• _Written tasks_
• 1. Transcribe the passage from "I thank you, dear" to "of our Creator." in the text below about being Black and Muslim.
• 2. In the text below about being Black and Muslim, what age is given for Julius Allen?

• _Text_
******

12 telling accounts of what it’s really like being Black and Muslim

“The greatest test in this world is how people treat their black-skinned brethren.”

“The greatest test in this world is how people treat their black-skinned brethren.”

There is no fitting way to introduce the following group of exceptional people that would accredit them justly, so I will provide none. Instead, I offer two things; the former being perhaps lost in the wind, and the latter, insha’Allah, carried by the angels:

I thank you, dear brothers and sisters, and hope with all the sincerity in my heart that things will improve, and soon.

Salaam, rahma, and barakat upon all those who feel wronged unjustly. Peace, mercy, and blessings upon all who suffer from the ignorance of human prejudice. I pray that your suffering will not be in vain and that one day the faces called “dark” in this world will be the most luminous of all, resplendent with the Light of our Creator. 

Julius Allen

Aged 29. Illinois, USA.

******

• _Information shown_
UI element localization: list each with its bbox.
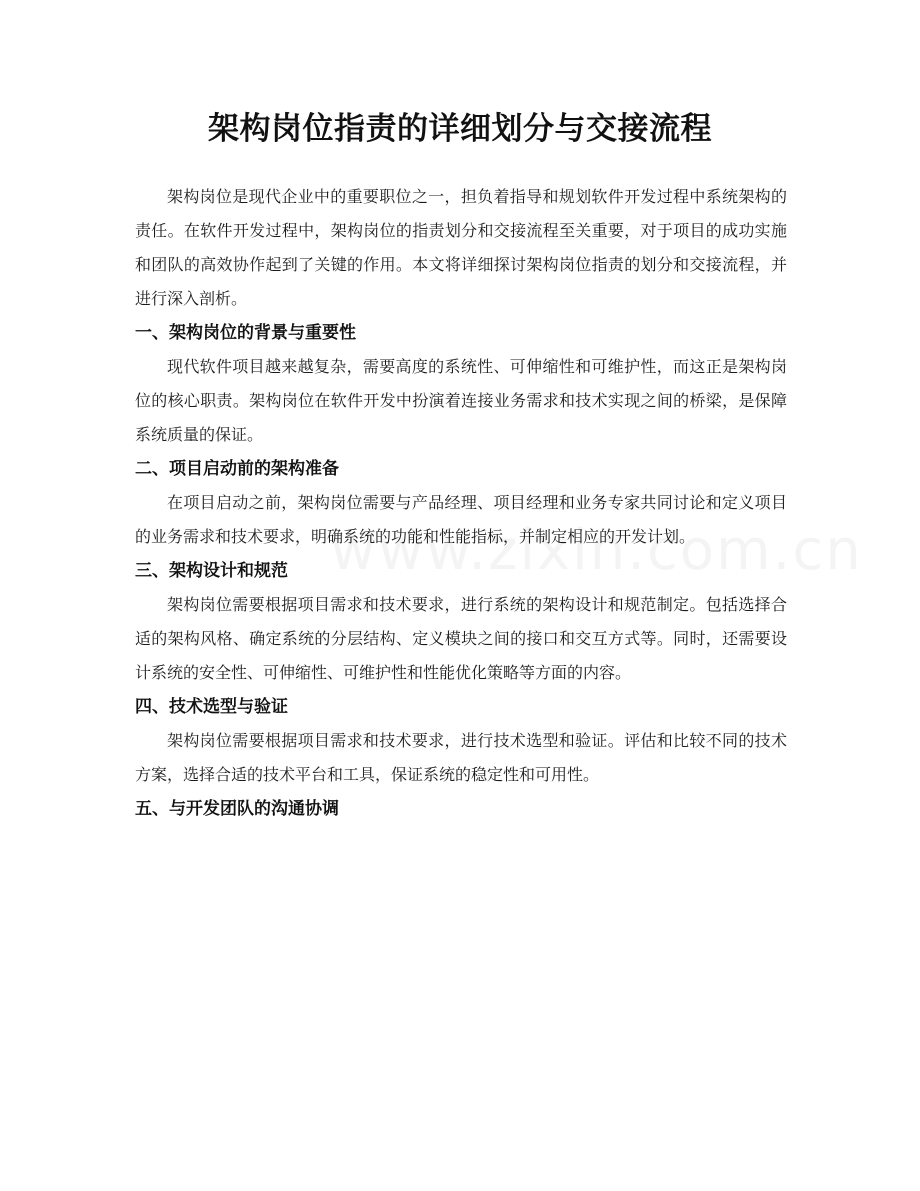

******

• _Response list_
• 1.
I thank you, dear brothers and sisters, and hope with all the sincerity in my heart that things will improve, and soon.

Salaam, rahma, and barakat upon all those who feel wronged unjustly. Peace, mercy, and blessings upon all who suffer from the ignorance of human prejudice. I pray that your suffering will not be in vain and that one day the faces called “dark” in this world will be the most luminous of all, resplendent with the Light of our Creator.

• 2. 29